TASK INSTRUCTIONS: Find the lines below that contain the string "title". Copy each one.

-- TASK DATA start --

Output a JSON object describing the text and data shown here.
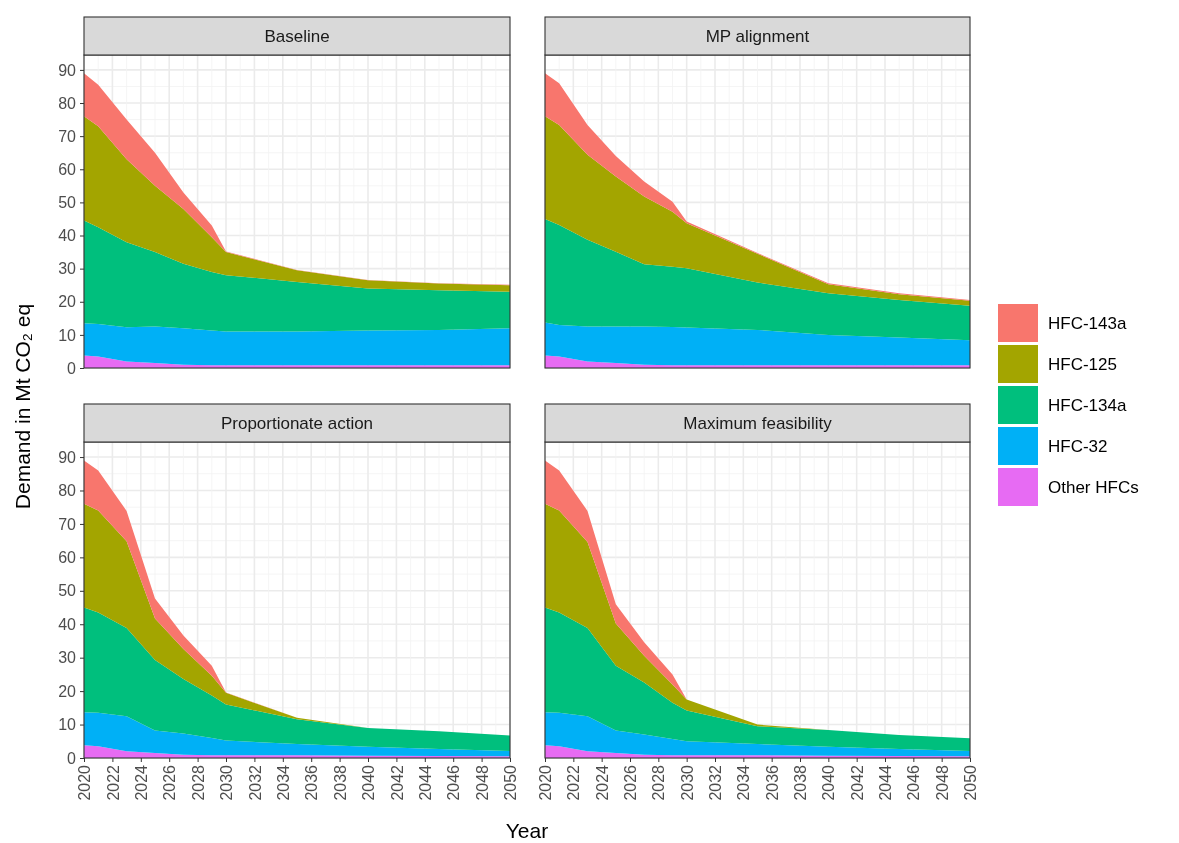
{
  "chart_data": [
    {
      "type": "area",
      "title": "Baseline",
      "ylabel": "Demand in Mt CO₂ eq",
      "stacked": true,
      "grid": true,
      "tick_labels": "y",
      "legend": "right",
      "x": [
        2020,
        2021,
        2023,
        2025,
        2027,
        2029,
        2030,
        2035,
        2040,
        2045,
        2050
      ],
      "xlim": [
        2020,
        2050
      ],
      "xticks": [
        2020,
        2022,
        2024,
        2026,
        2028,
        2030,
        2032,
        2034,
        2036,
        2038,
        2040,
        2042,
        2044,
        2046,
        2048,
        2050
      ],
      "ylim": [
        0,
        94.5
      ],
      "yticks": [
        0,
        10,
        20,
        30,
        40,
        50,
        60,
        70,
        80,
        90
      ],
      "series": [
        {
          "name": "Other HFCs",
          "color": "#e76bf3",
          "values": [
            3.8,
            3.5,
            2,
            1.5,
            1,
            0.8,
            0.8,
            0.8,
            0.8,
            0.8,
            0.8
          ]
        },
        {
          "name": "HFC-32",
          "color": "#00b0f6",
          "values": [
            9.7,
            9.8,
            10.3,
            11,
            11,
            10.5,
            10.2,
            10.2,
            10.5,
            10.7,
            11.2
          ]
        },
        {
          "name": "HFC-134a",
          "color": "#00bf7d",
          "values": [
            31,
            29.2,
            25.7,
            22.5,
            19.5,
            17.7,
            17,
            15,
            12.7,
            12,
            11
          ]
        },
        {
          "name": "HFC-125",
          "color": "#a3a500",
          "values": [
            31.5,
            30.5,
            25,
            20,
            16.5,
            10.5,
            7,
            3.5,
            2.5,
            2,
            2
          ]
        },
        {
          "name": "HFC-143a",
          "color": "#f8766d",
          "values": [
            13,
            12.5,
            12,
            10,
            5,
            3.5,
            0.2,
            0.1,
            0.1,
            0.1,
            0.1
          ]
        }
      ]
    },
    {
      "type": "area",
      "title": "MP alignment",
      "stacked": true,
      "grid": true,
      "tick_labels": false,
      "x": [
        2020,
        2021,
        2023,
        2025,
        2027,
        2029,
        2030,
        2035,
        2040,
        2045,
        2050
      ],
      "xlim": [
        2020,
        2050
      ],
      "xticks": [
        2020,
        2022,
        2024,
        2026,
        2028,
        2030,
        2032,
        2034,
        2036,
        2038,
        2040,
        2042,
        2044,
        2046,
        2048,
        2050
      ],
      "ylim": [
        0,
        94.5
      ],
      "yticks": [
        0,
        10,
        20,
        30,
        40,
        50,
        60,
        70,
        80,
        90
      ],
      "series": [
        {
          "color": "#e76bf3",
          "values": [
            3.8,
            3.5,
            2,
            1.5,
            1,
            0.8,
            0.8,
            0.8,
            0.8,
            0.8,
            0.8
          ]
        },
        {
          "color": "#00b0f6",
          "values": [
            9.9,
            9.5,
            10.5,
            11,
            11.5,
            11.6,
            11.4,
            10.7,
            9.2,
            8.4,
            7.6
          ]
        },
        {
          "color": "#00bf7d",
          "values": [
            31.3,
            30.2,
            26.2,
            22.6,
            18.8,
            18.2,
            17.9,
            14.3,
            12.6,
            11.3,
            10.4
          ]
        },
        {
          "color": "#a3a500",
          "values": [
            31,
            30.2,
            25.7,
            22.7,
            20.5,
            16.6,
            13.6,
            8.7,
            2.7,
            1.8,
            1.5
          ]
        },
        {
          "color": "#f8766d",
          "values": [
            13,
            12.6,
            9,
            6.2,
            4.5,
            3,
            0.5,
            0.2,
            0.3,
            0.3,
            0.2
          ]
        }
      ]
    },
    {
      "type": "area",
      "title": "Proportionate action",
      "xlabel": "Year",
      "stacked": true,
      "grid": true,
      "x": [
        2020,
        2021,
        2023,
        2025,
        2027,
        2029,
        2030,
        2035,
        2040,
        2045,
        2050
      ],
      "xlim": [
        2020,
        2050
      ],
      "xticks": [
        2020,
        2022,
        2024,
        2026,
        2028,
        2030,
        2032,
        2034,
        2036,
        2038,
        2040,
        2042,
        2044,
        2046,
        2048,
        2050
      ],
      "ylim": [
        0,
        94.5
      ],
      "yticks": [
        0,
        10,
        20,
        30,
        40,
        50,
        60,
        70,
        80,
        90
      ],
      "series": [
        {
          "color": "#e76bf3",
          "values": [
            3.8,
            3.5,
            2,
            1.5,
            1,
            0.8,
            0.8,
            0.8,
            0.7,
            0.6,
            0.5
          ]
        },
        {
          "color": "#00b0f6",
          "values": [
            9.9,
            10,
            10.5,
            6.7,
            6.3,
            5.2,
            4.4,
            3.4,
            2.7,
            2.1,
            1.6
          ]
        },
        {
          "color": "#00bf7d",
          "values": [
            31.3,
            30,
            26.4,
            21.1,
            16.3,
            12.7,
            10.8,
            7.4,
            5.6,
            5.3,
            4.6
          ]
        },
        {
          "color": "#a3a500",
          "values": [
            31,
            30.5,
            25.9,
            12.4,
            9,
            5.9,
            3.5,
            0.4,
            0,
            0,
            0
          ]
        },
        {
          "color": "#f8766d",
          "values": [
            13,
            12,
            9.1,
            6,
            4,
            3,
            0.1,
            0,
            0,
            0,
            0
          ]
        }
      ]
    },
    {
      "type": "area",
      "title": "Maximum feasibility",
      "stacked": true,
      "grid": true,
      "tick_labels": "x",
      "x": [
        2020,
        2021,
        2023,
        2025,
        2027,
        2029,
        2030,
        2035,
        2040,
        2045,
        2050
      ],
      "xlim": [
        2020,
        2050
      ],
      "xticks": [
        2020,
        2022,
        2024,
        2026,
        2028,
        2030,
        2032,
        2034,
        2036,
        2038,
        2040,
        2042,
        2044,
        2046,
        2048,
        2050
      ],
      "ylim": [
        0,
        94.5
      ],
      "yticks": [
        0,
        10,
        20,
        30,
        40,
        50,
        60,
        70,
        80,
        90
      ],
      "series": [
        {
          "color": "#e76bf3",
          "values": [
            3.8,
            3.5,
            2,
            1.5,
            1,
            0.8,
            0.8,
            0.8,
            0.7,
            0.6,
            0.5
          ]
        },
        {
          "color": "#00b0f6",
          "values": [
            9.9,
            10,
            10.5,
            6.7,
            6,
            4.9,
            4.2,
            3.4,
            2.7,
            2.1,
            1.6
          ]
        },
        {
          "color": "#00bf7d",
          "values": [
            31.3,
            30,
            26.4,
            19.4,
            15.6,
            10.8,
            9.2,
            5.3,
            5,
            4.2,
            3.8
          ]
        },
        {
          "color": "#a3a500",
          "values": [
            31,
            30.5,
            25.7,
            12.6,
            8,
            5.5,
            3.3,
            0.5,
            0,
            0,
            0
          ]
        },
        {
          "color": "#f8766d",
          "values": [
            13,
            12,
            9.3,
            5.8,
            4,
            3,
            0,
            0,
            0,
            0,
            0
          ]
        }
      ]
    }
  ]
}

-- TASK DATA end --

OUTPUT FOR THIS TASK:
      "title": "Baseline",
      "title": "MP alignment",
      "title": "Proportionate action",
      "title": "Maximum feasibility",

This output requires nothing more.